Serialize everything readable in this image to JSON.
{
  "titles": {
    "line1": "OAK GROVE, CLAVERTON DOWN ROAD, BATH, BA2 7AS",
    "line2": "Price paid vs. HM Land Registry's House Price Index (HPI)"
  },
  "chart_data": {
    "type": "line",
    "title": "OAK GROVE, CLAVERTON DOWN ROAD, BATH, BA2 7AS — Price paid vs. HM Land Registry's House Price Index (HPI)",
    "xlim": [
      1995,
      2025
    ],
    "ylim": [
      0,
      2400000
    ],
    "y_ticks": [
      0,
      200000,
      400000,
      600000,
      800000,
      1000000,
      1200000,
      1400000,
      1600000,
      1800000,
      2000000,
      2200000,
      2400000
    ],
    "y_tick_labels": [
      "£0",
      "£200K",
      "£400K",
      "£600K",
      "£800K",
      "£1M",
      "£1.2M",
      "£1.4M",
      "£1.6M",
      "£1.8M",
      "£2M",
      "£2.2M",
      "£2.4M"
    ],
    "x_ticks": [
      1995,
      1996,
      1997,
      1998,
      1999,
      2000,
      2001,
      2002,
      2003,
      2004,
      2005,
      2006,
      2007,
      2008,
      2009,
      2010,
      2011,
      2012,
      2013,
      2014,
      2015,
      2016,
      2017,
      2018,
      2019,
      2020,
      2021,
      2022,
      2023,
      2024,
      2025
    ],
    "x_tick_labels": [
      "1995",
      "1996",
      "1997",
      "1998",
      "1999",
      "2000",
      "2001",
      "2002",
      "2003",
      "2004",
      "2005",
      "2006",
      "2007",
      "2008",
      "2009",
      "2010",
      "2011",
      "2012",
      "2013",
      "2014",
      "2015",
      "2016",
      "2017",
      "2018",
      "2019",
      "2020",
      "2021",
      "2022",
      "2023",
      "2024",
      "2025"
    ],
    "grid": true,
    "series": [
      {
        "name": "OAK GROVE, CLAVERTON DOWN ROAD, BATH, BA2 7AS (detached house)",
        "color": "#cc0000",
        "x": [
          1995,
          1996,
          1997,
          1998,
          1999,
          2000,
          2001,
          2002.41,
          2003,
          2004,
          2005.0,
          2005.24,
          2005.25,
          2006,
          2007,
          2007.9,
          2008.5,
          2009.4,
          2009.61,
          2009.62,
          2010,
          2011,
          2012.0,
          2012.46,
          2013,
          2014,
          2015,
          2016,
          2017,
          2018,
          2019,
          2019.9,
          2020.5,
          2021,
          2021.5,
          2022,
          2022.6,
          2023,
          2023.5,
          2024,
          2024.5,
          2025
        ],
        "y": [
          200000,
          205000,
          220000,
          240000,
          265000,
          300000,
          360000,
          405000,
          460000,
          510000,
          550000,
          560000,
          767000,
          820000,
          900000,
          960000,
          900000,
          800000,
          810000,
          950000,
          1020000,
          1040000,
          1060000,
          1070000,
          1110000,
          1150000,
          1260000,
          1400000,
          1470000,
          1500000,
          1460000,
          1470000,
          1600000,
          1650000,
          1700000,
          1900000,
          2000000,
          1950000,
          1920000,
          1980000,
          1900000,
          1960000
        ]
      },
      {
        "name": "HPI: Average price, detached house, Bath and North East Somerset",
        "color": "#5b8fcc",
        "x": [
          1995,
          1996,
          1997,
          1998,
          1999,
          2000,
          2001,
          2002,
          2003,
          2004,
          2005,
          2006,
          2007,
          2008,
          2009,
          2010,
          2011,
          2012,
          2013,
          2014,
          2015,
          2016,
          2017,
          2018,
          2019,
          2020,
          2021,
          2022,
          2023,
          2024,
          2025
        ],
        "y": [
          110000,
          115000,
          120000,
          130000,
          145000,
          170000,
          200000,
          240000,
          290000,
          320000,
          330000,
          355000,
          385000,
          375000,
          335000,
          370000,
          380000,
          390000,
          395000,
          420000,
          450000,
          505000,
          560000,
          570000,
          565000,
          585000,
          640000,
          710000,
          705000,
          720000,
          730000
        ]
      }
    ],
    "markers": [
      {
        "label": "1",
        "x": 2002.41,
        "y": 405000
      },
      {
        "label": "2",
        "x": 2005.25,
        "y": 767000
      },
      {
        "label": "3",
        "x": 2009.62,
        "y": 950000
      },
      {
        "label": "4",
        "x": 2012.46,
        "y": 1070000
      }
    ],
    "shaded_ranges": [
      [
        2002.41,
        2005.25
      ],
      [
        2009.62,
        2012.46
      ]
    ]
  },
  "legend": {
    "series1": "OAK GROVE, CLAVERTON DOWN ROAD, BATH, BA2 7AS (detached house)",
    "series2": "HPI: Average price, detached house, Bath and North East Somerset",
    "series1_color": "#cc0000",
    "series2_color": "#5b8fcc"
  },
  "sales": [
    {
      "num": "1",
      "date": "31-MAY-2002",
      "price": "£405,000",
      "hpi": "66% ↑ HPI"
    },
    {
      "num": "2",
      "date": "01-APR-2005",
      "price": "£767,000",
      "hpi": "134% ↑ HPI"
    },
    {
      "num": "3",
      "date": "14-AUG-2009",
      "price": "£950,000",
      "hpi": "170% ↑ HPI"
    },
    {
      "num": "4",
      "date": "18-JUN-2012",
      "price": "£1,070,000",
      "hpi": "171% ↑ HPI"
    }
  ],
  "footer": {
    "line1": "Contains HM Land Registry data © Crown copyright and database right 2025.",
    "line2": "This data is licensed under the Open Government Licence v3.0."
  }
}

=-=-=-=-=

_What the exercise asks_: Identify the lines that hold the word "Average". Copy every one of them.

_Result below_:
        "name": "HPI: Average price, detached house, Bath and North East Somerset",
    "series2": "HPI: Average price, detached house, Bath and North East Somerset",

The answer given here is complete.